Given records:
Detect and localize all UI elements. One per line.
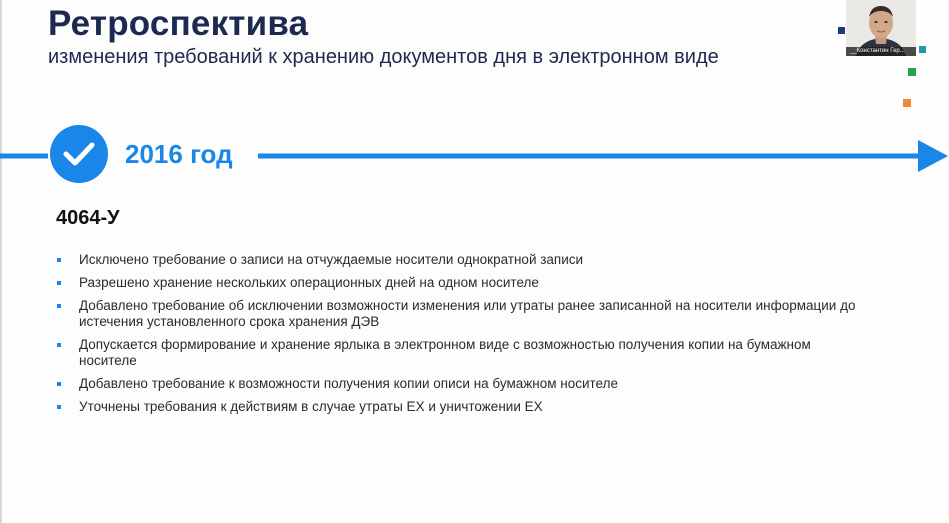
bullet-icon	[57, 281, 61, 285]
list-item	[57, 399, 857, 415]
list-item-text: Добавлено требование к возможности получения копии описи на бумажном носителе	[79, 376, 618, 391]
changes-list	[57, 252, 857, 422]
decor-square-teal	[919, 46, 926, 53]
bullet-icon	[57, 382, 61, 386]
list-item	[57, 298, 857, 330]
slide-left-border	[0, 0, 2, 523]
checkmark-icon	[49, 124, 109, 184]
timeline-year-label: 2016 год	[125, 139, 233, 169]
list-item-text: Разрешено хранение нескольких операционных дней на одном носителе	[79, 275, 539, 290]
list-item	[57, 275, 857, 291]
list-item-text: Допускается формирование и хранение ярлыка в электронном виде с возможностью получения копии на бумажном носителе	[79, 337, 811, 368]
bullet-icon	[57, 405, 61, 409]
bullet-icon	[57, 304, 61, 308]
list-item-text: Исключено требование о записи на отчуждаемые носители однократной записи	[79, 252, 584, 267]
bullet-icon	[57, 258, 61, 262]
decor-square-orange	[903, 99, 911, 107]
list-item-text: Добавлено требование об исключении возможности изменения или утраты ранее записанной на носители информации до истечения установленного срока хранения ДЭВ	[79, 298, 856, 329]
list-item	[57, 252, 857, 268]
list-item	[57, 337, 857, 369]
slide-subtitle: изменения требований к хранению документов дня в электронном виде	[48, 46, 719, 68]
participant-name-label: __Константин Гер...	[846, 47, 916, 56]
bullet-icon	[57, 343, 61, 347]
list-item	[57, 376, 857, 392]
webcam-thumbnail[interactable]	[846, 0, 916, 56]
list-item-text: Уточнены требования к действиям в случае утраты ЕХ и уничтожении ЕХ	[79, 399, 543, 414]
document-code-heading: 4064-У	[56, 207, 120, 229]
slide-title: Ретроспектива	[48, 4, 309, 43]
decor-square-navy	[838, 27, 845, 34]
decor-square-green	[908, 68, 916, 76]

The exercise:
Please return all of the material above word for word and line for line, leaving out the picture.

Exercise response:
Detect and localize all UI elements. One per line.
bullet-icon	[57, 281, 61, 285]
list-item	[57, 399, 857, 415]
list-item-text: Добавлено требование к возможности получения копии описи на бумажном носителе	[79, 376, 618, 391]
changes-list	[57, 252, 857, 422]
decor-square-teal	[919, 46, 926, 53]
bullet-icon	[57, 382, 61, 386]
list-item	[57, 298, 857, 330]
slide-left-border	[0, 0, 2, 523]
checkmark-icon	[49, 124, 109, 184]
timeline-year-label: 2016 год	[125, 139, 233, 169]
list-item-text: Разрешено хранение нескольких операционных дней на одном носителе	[79, 275, 539, 290]
list-item	[57, 275, 857, 291]
list-item-text: Допускается формирование и хранение ярлыка в электронном виде с возможностью получения копии на бумажном носителе	[79, 337, 811, 368]
bullet-icon	[57, 405, 61, 409]
bullet-icon	[57, 304, 61, 308]
list-item-text: Исключено требование о записи на отчуждаемые носители однократной записи	[79, 252, 584, 267]
bullet-icon	[57, 258, 61, 262]
decor-square-orange	[903, 99, 911, 107]
list-item-text: Добавлено требование об исключении возможности изменения или утраты ранее записанной на носители информации до истечения установленного срока хранения ДЭВ	[79, 298, 856, 329]
list-item	[57, 252, 857, 268]
list-item	[57, 337, 857, 369]
slide-subtitle: изменения требований к хранению документов дня в электронном виде	[48, 46, 719, 68]
participant-name-label: __Константин Гер...	[846, 47, 916, 56]
bullet-icon	[57, 343, 61, 347]
list-item	[57, 376, 857, 392]
webcam-thumbnail[interactable]	[846, 0, 916, 56]
list-item-text: Уточнены требования к действиям в случае утраты ЕХ и уничтожении ЕХ	[79, 399, 543, 414]
document-code-heading: 4064-У	[56, 207, 120, 229]
slide-title: Ретроспектива	[48, 4, 309, 43]
decor-square-navy	[838, 27, 845, 34]
decor-square-green	[908, 68, 916, 76]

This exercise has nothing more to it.